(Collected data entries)
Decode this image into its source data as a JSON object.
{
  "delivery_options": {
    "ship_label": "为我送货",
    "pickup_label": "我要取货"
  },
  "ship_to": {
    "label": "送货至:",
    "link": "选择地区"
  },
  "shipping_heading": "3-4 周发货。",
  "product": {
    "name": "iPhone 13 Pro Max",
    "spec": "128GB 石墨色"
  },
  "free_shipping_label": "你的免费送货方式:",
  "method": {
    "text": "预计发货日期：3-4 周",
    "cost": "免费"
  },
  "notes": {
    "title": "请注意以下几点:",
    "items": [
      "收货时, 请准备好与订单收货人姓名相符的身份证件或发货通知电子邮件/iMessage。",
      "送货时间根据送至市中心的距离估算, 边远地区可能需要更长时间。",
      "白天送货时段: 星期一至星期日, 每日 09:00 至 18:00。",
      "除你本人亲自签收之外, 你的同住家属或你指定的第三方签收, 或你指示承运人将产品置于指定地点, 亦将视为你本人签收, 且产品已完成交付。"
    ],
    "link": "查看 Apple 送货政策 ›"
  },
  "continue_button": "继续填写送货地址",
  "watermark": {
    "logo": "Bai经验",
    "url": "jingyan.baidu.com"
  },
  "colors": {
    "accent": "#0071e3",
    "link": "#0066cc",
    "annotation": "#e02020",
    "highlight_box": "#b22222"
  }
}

PROMPT: From the records above, extract everything verbatim.

RIGHT ANSWER:
Decode this image into its source data as a JSON object.
{
  "delivery_options": {
    "ship_label": "为我送货",
    "pickup_label": "我要取货"
  },
  "ship_to": {
    "label": "送货至:",
    "link": "选择地区"
  },
  "shipping_heading": "3-4 周发货。",
  "product": {
    "name": "iPhone 13 Pro Max",
    "spec": "128GB 石墨色"
  },
  "free_shipping_label": "你的免费送货方式:",
  "method": {
    "text": "预计发货日期：3-4 周",
    "cost": "免费"
  },
  "notes": {
    "title": "请注意以下几点:",
    "items": [
      "收货时, 请准备好与订单收货人姓名相符的身份证件或发货通知电子邮件/iMessage。",
      "送货时间根据送至市中心的距离估算, 边远地区可能需要更长时间。",
      "白天送货时段: 星期一至星期日, 每日 09:00 至 18:00。",
      "除你本人亲自签收之外, 你的同住家属或你指定的第三方签收, 或你指示承运人将产品置于指定地点, 亦将视为你本人签收, 且产品已完成交付。"
    ],
    "link": "查看 Apple 送货政策 ›"
  },
  "continue_button": "继续填写送货地址",
  "watermark": {
    "logo": "Bai经验",
    "url": "jingyan.baidu.com"
  },
  "colors": {
    "accent": "#0071e3",
    "link": "#0066cc",
    "annotation": "#e02020",
    "highlight_box": "#b22222"
  }
}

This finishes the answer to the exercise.